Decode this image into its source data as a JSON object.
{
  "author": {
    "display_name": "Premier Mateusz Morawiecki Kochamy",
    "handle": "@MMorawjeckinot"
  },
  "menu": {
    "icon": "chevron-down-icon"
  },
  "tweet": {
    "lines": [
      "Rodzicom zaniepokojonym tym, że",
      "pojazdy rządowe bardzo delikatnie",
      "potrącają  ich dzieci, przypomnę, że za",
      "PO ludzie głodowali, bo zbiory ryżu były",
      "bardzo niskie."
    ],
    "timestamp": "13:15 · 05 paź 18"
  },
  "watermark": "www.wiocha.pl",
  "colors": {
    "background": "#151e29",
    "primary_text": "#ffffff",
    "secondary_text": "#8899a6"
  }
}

§ Short exercise
From the preceding material, extract every line exactly.

§ Written solution
Decode this image into its source data as a JSON object.
{
  "author": {
    "display_name": "Premier Mateusz Morawiecki Kochamy",
    "handle": "@MMorawjeckinot"
  },
  "menu": {
    "icon": "chevron-down-icon"
  },
  "tweet": {
    "lines": [
      "Rodzicom zaniepokojonym tym, że",
      "pojazdy rządowe bardzo delikatnie",
      "potrącają  ich dzieci, przypomnę, że za",
      "PO ludzie głodowali, bo zbiory ryżu były",
      "bardzo niskie."
    ],
    "timestamp": "13:15 · 05 paź 18"
  },
  "watermark": "www.wiocha.pl",
  "colors": {
    "background": "#151e29",
    "primary_text": "#ffffff",
    "secondary_text": "#8899a6"
  }
}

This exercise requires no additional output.